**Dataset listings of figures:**
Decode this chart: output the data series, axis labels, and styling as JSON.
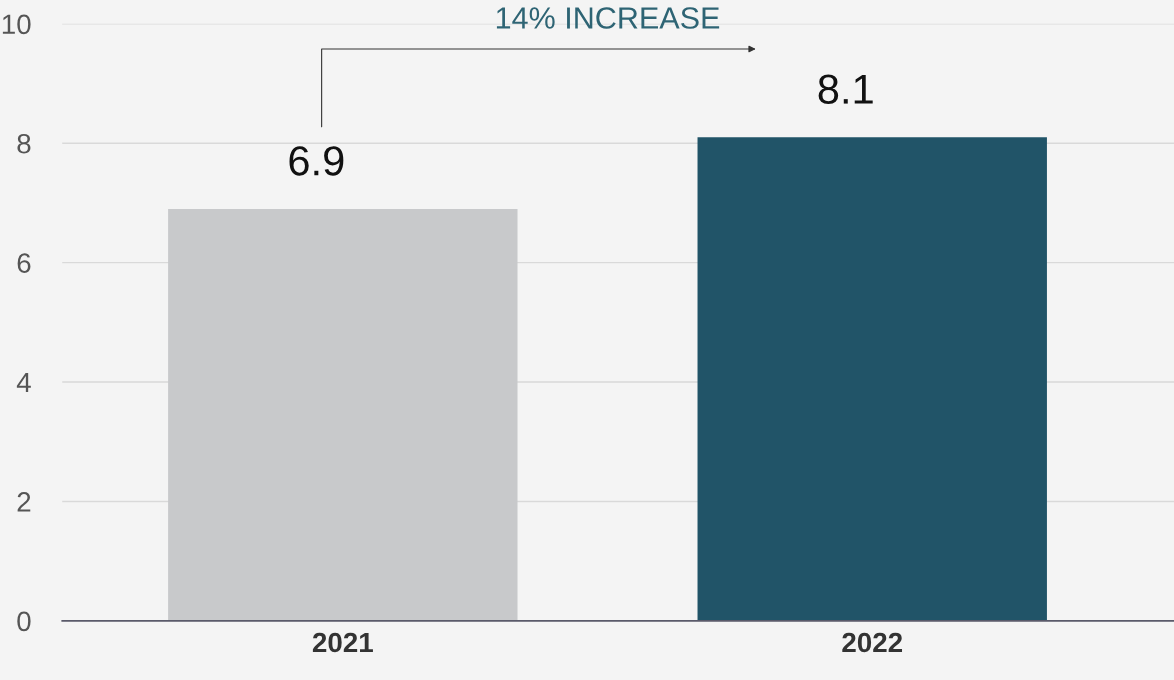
{
  "chart_data": {
    "type": "bar",
    "categories": [
      "2021",
      "2022"
    ],
    "values": [
      6.9,
      8.1
    ],
    "colors": [
      "#c8c9cb",
      "#215468"
    ],
    "data_labels": true,
    "annotations": [
      "14% INCREASE"
    ],
    "ylim": [
      0,
      10
    ],
    "yticks": [
      0,
      2,
      4,
      6,
      8,
      10
    ],
    "grid": "y"
  }
}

**WHAT YOU HAVE TO DO:**
Make an exact copy of all the material, but keep the pictures out of it.

**WRITTEN ANSWER:**
Decode this chart: output the data series, axis labels, and styling as JSON.
{
  "chart_data": {
    "type": "bar",
    "categories": [
      "2021",
      "2022"
    ],
    "values": [
      6.9,
      8.1
    ],
    "colors": [
      "#c8c9cb",
      "#215468"
    ],
    "data_labels": true,
    "annotations": [
      "14% INCREASE"
    ],
    "ylim": [
      0,
      10
    ],
    "yticks": [
      0,
      2,
      4,
      6,
      8,
      10
    ],
    "grid": "y"
  }
}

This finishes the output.